Linear regression analysis
Regression analysis is a technique to better understand a certain outcome (a phenomenon or behaviour for example), called the dependent variable. This better understanding can be achieved by using a number of explanatory or independent variables that help to “explain” or predict the dependent variable. Specifically, regression analysis is used to quantify the relationship between the dependent variable and one or more of these independent variables
The dependent variable could be university students’ scores at their final exam, which is dependent on various other factors, of which one is the students’ scores at the midterm exam. One would expect a positive relationship between the two variables. This is visually illustrated in the figure below.
In a similar way, Brunet Marks and Moss (2016) use data from students at two law schools to explain their study success. Hence, the students’ grades are used as the dependent variable, while various independent variables are used to explain study success, such as measures of students’ academic ability, emotional intelligence and some demographic aspects.
Which data can be analysed with regression analysis?
Regression analysis uses quantitative data, such as data resulting from a survey among respondents. Respondents could be students, consumers, lawyers, but regression analysis can also use information from firms, countries, and combinations of these levels of analysis (although in that case multi-level regression analysis is to be preferred).
The dependent variable in a linear regression model is always a continuous variable, that is, it can take a wide range of values. Often used dependent variables are individuals’ salaries or firms’ profits. There are fewer restrictions for the independent variables; they can have various properties, such as having two values (for example, a “dummy variable” consisting of 1’s and 0’s), or containing multiple unordered categories (for example the legal status of a business).

Short problem 1: Echo the passage on linear regression analysis word for word, between "Regression analysis uses" and "of a business).", inclusive.
Short problem 2: Carry on the linear regression text from the point where it stops.
The material after this point was drawn from a different source.

Entries provided:
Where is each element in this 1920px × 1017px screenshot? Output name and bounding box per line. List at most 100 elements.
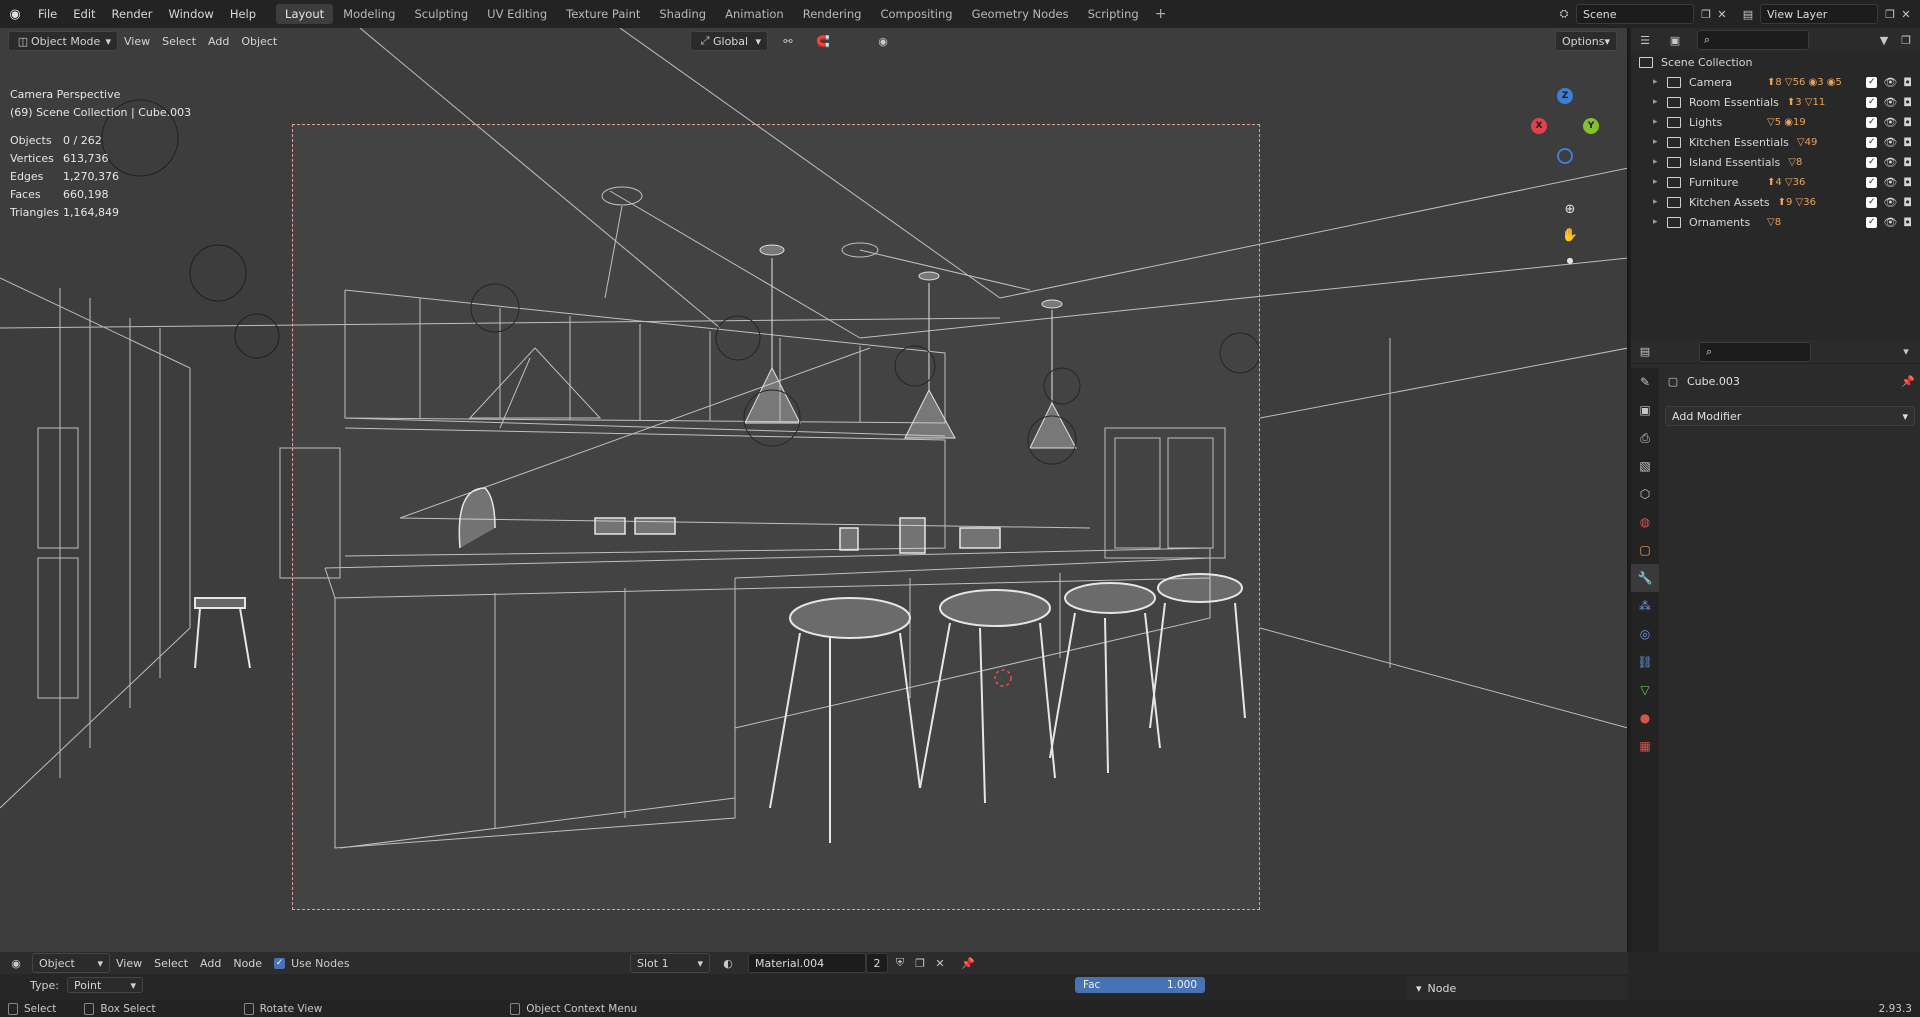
- pan-hand-icon[interactable]: ✋: [1559, 224, 1581, 246]
- render-camera-icon[interactable]: ◘: [1903, 116, 1912, 129]
- chevron-down-icon[interactable]: ▾: [1898, 344, 1914, 360]
- expand-icon[interactable]: ▸: [1653, 177, 1667, 187]
- camera-view-icon[interactable]: ⏺: [1559, 250, 1581, 272]
- render-camera-icon[interactable]: ◘: [1903, 96, 1912, 109]
- 3d-viewport[interactable]: ◫ Object Mode ▾ View Select Add Object ⤢ Gl…: [0, 28, 1628, 952]
- duplicate-material-icon[interactable]: ❐: [912, 955, 928, 971]
- tool-icon[interactable]: ✎: [1631, 368, 1659, 396]
- material-users-count[interactable]: 2: [866, 953, 888, 973]
- view-layer-icon[interactable]: ▧: [1631, 452, 1659, 480]
- expand-icon[interactable]: ▸: [1653, 97, 1667, 107]
- tab-sculpting[interactable]: Sculpting: [405, 4, 477, 24]
- outliner-item-island-essentials[interactable]: ▸ Island Essentials ▽8 ✓ 👁 ◘: [1631, 152, 1920, 172]
- use-nodes-checkbox[interactable]: ✓: [274, 957, 286, 969]
- outliner-item-kitchen-essentials[interactable]: ▸ Kitchen Essentials ▽49 ✓ 👁 ◘: [1631, 132, 1920, 152]
- fake-user-shield-icon[interactable]: ⛨: [892, 955, 908, 971]
- zoom-icon[interactable]: ⊕: [1559, 198, 1581, 220]
- viewport-menu-view[interactable]: View: [118, 31, 156, 51]
- menu-render[interactable]: Render: [104, 7, 161, 21]
- node-menu-add[interactable]: Add: [194, 953, 227, 973]
- filter-icon[interactable]: ▼: [1876, 32, 1892, 48]
- menu-window[interactable]: Window: [160, 7, 221, 21]
- transform-orientation-selector[interactable]: ⤢ Global ▾: [690, 31, 768, 51]
- include-checkbox[interactable]: ✓: [1866, 116, 1878, 128]
- include-checkbox[interactable]: ✓: [1866, 96, 1878, 108]
- menu-file[interactable]: File: [30, 7, 65, 21]
- outliner-item-furniture[interactable]: ▸ Furniture ⬆4 ▽36 ✓ 👁 ◘: [1631, 172, 1920, 192]
- snap-icon[interactable]: 🧲: [815, 33, 831, 49]
- render-camera-icon[interactable]: ◘: [1903, 196, 1912, 209]
- expand-icon[interactable]: ▸: [1653, 77, 1667, 87]
- render-camera-icon[interactable]: ◘: [1903, 216, 1912, 229]
- slot-selector[interactable]: Slot 1 ▾: [630, 953, 710, 973]
- pin-icon[interactable]: 📌: [1901, 375, 1915, 388]
- expand-icon[interactable]: ▸: [1653, 157, 1667, 167]
- viewport-menu-select[interactable]: Select: [156, 31, 202, 51]
- tab-geometry-nodes[interactable]: Geometry Nodes: [963, 4, 1078, 24]
- include-checkbox[interactable]: ✓: [1866, 196, 1878, 208]
- mode-selector[interactable]: ◫ Object Mode ▾: [8, 31, 118, 51]
- view-layer-icon[interactable]: ▤: [1740, 6, 1756, 22]
- outliner-item-room-essentials[interactable]: ▸ Room Essentials ⬆3 ▽11 ✓ 👁 ◘: [1631, 92, 1920, 112]
- include-checkbox[interactable]: ✓: [1866, 76, 1878, 88]
- render-camera-icon[interactable]: ◘: [1903, 176, 1912, 189]
- scene-selector[interactable]: Scene: [1576, 4, 1694, 24]
- render-camera-icon[interactable]: ◘: [1903, 76, 1912, 89]
- tab-shading[interactable]: Shading: [650, 4, 715, 24]
- eye-icon[interactable]: 👁: [1883, 176, 1897, 189]
- type-selector[interactable]: Point ▾: [66, 977, 143, 993]
- add-workspace-icon[interactable]: +: [1149, 6, 1173, 22]
- properties-search-input[interactable]: ⌕: [1699, 341, 1811, 362]
- scene-icon[interactable]: ⬡: [1631, 480, 1659, 508]
- pivot-icon[interactable]: ⚯: [780, 33, 796, 49]
- node-menu-node[interactable]: Node: [227, 953, 268, 973]
- eye-icon[interactable]: 👁: [1883, 116, 1897, 129]
- expand-icon[interactable]: ▸: [1653, 117, 1667, 127]
- blender-logo-icon[interactable]: ◉: [0, 7, 30, 22]
- viewport-menu-object[interactable]: Object: [235, 31, 283, 51]
- tab-scripting[interactable]: Scripting: [1079, 4, 1148, 24]
- outliner-search-input[interactable]: ⌕: [1697, 30, 1809, 50]
- eye-icon[interactable]: 👁: [1883, 216, 1897, 229]
- output-icon[interactable]: ⎙: [1631, 424, 1659, 452]
- fac-slider[interactable]: Fac 1.000: [1075, 977, 1205, 993]
- expand-icon[interactable]: ▸: [1653, 217, 1667, 227]
- axis-z-icon[interactable]: Z: [1557, 88, 1573, 104]
- menu-edit[interactable]: Edit: [65, 7, 103, 21]
- scene-icon[interactable]: ⛭: [1556, 6, 1572, 22]
- texture-icon[interactable]: ▦: [1631, 732, 1659, 760]
- options-button[interactable]: Options ▾: [1555, 31, 1617, 51]
- data-icon[interactable]: ▽: [1631, 676, 1659, 704]
- tab-animation[interactable]: Animation: [716, 4, 793, 24]
- tab-modeling[interactable]: Modeling: [334, 4, 404, 24]
- render-camera-icon[interactable]: ◘: [1903, 156, 1912, 169]
- render-icon[interactable]: ▣: [1631, 396, 1659, 424]
- node-sidebar-panel[interactable]: ▾ Node: [1406, 976, 1628, 1000]
- node-menu-view[interactable]: View: [110, 953, 148, 973]
- tab-compositing[interactable]: Compositing: [871, 4, 961, 24]
- outliner-item-camera[interactable]: ▸ Camera ⬆8 ▽56 ◉3 ◉5 ✓ 👁 ◘: [1631, 72, 1920, 92]
- tab-rendering[interactable]: Rendering: [794, 4, 871, 24]
- menu-help[interactable]: Help: [222, 7, 264, 21]
- axis-y-icon[interactable]: Y: [1583, 118, 1599, 134]
- world-icon[interactable]: ◍: [1631, 508, 1659, 536]
- axis-x-icon[interactable]: X: [1531, 118, 1547, 134]
- eye-icon[interactable]: 👁: [1883, 136, 1897, 149]
- outliner-root[interactable]: Scene Collection: [1631, 52, 1920, 72]
- eye-icon[interactable]: 👁: [1883, 96, 1897, 109]
- editor-type-icon[interactable]: ☰: [1637, 32, 1653, 48]
- axis-neg-z-icon[interactable]: [1557, 148, 1573, 164]
- new-collection-icon[interactable]: ❐: [1898, 32, 1914, 48]
- modifier-wrench-icon[interactable]: 🔧: [1631, 564, 1659, 592]
- unlink-material-icon[interactable]: ✕: [932, 955, 948, 971]
- particles-icon[interactable]: ⁂: [1631, 592, 1659, 620]
- include-checkbox[interactable]: ✓: [1866, 136, 1878, 148]
- delete-view-layer-icon[interactable]: ✕: [1898, 6, 1914, 22]
- expand-icon[interactable]: ▸: [1653, 137, 1667, 147]
- material-icon[interactable]: ●: [1631, 704, 1659, 732]
- outliner-item-lights[interactable]: ▸ Lights ▽5 ◉19 ✓ 👁 ◘: [1631, 112, 1920, 132]
- delete-scene-icon[interactable]: ✕: [1714, 6, 1730, 22]
- new-view-layer-icon[interactable]: ❐: [1882, 6, 1898, 22]
- physics-icon[interactable]: ◎: [1631, 620, 1659, 648]
- editor-type-icon[interactable]: ▤: [1637, 344, 1653, 360]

Expected answer 1:
Regression analysis uses quantitative data, such as data resulting from a survey among respondents. Respondents could be students, consumers, lawyers, but regression analysis can also use information from firms, countries, and combinations of these levels of analysis (although in that case multi-level regression analysis is to be preferred).
The dependent variable in a linear regression model is always a continuous variable, that is, it can take a wide range of values. Often used dependent variables are individuals’ salaries or firms’ profits. There are fewer restrictions for the independent variables; they can have various properties, such as having two values (for example, a “dummy variable” consisting of 1’s and 0’s), or containing multiple unordered categories (for example the legal status of a business).

Expected answer 2:
Usually, there are various independent variables that can be included in the model (that is, more than one). These variables are based on theory, previous studies on the same outcome, or logical reasoning. If one is interested in the relationship between salary (the dependent) and education (the independent) it is important to include other relevant independent variables to the model such that they can be hold fixed. For example, the coefficient of education tells us the change in the average value of salary corresponding to an additional year of education, while the values of the other independent variables are held constant. This so-called ceteris paribus condition is an essential interpretation in regression models. In this way, one is able to assess the relationship between salary and education for equal levels of, for example, work experience and for individuals with similar demographic characteristics (these variables are called control variables).
- Brunet Marks, A., & Moss, S. A. (2016). What predicts law student success? A longitudinal study correlating law student applicant data and law school outcomes. Journal of Empirical Legal Studies, 13(2), 205-265.
- Finkelstein, M. O. (2009). Basic concepts of probability and statistics in the law. Springer. Chapter 11.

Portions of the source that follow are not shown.